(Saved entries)
::::::
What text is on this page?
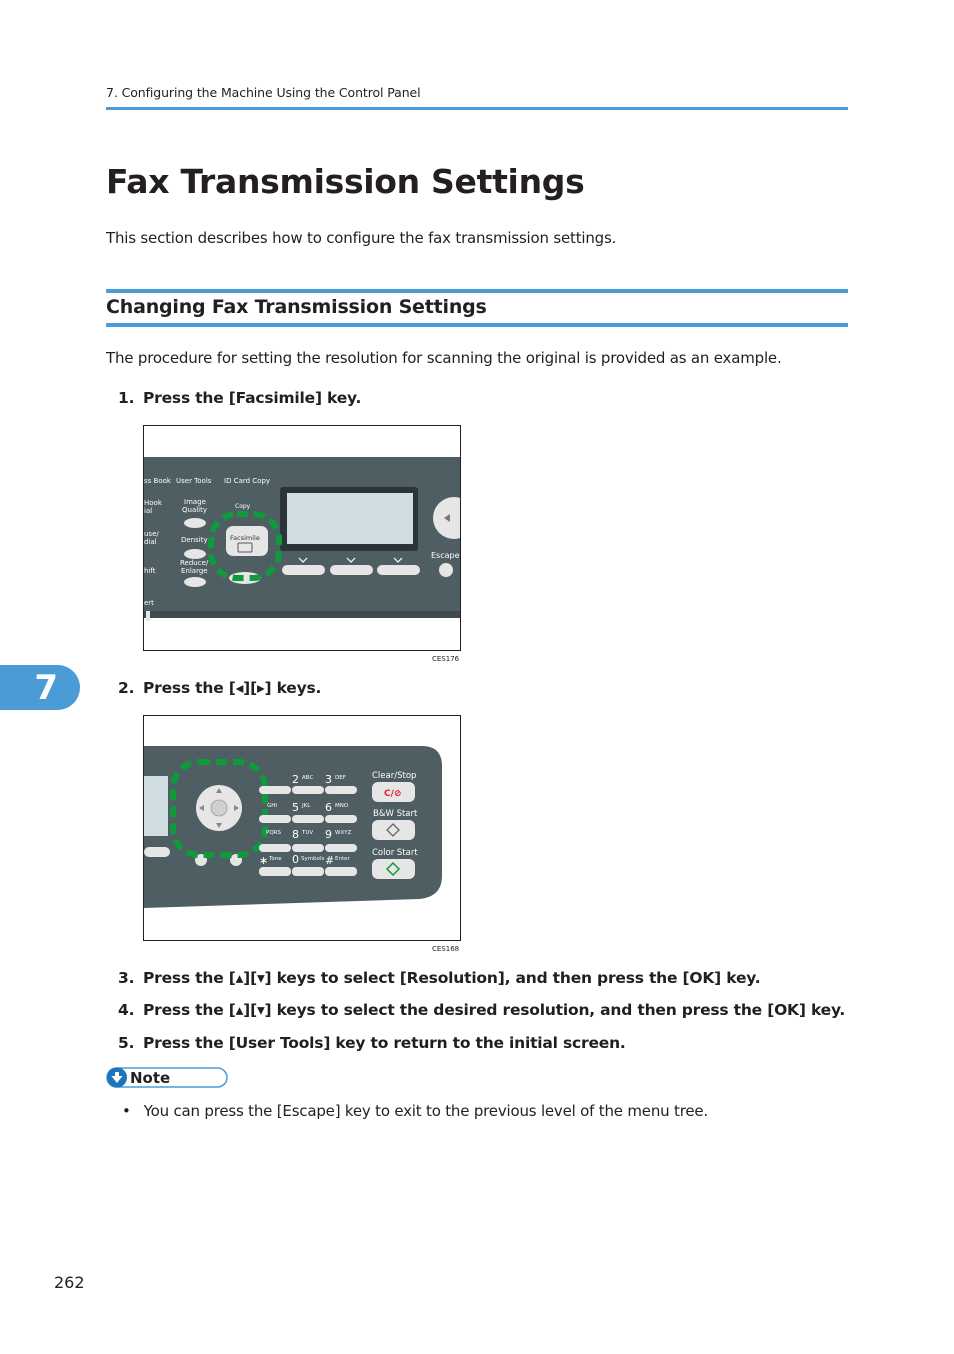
7. Configuring the Machine Using the Control Panel
Fax Transmission Settings
This section describes how to configure the fax transmission settings.
Changing Fax Transmission Settings
The procedure for setting the resolution for scanning the original is provided as an example.
1. Press the [Facsimile] key.
ss Book User Tools ID Card Copy
Hook
ial
Image
Quality	Copy
use/
dial	Density
hift
Reduce/
Enlarge
ert
Escape
Facsimile
CES176
7	2. Press the [◂][▸] keys.
2 ABC 3 DEF
GHI 5 JKL 6 MNO
PQRS 8 TUV 9 WXYZ
∗ Tone 0 Symbols # Enter
Clear/Stop
B&W Start
Color Start
C/⊘
CES168
3. Press the [▴][▾] keys to select [Resolution], and then press the [OK] key.
4. Press the [▴][▾] keys to select the desired resolution, and then press the [OK] key.
5. Press the [User Tools] key to return to the initial screen.
Note
• You can press the [Escape] key to exit to the previous level of the menu tree.
262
::::::
## GOAL:
How many lines in the records hold the string "Copy"? Reply with the number alone.

## WRITTEN REPLY:
2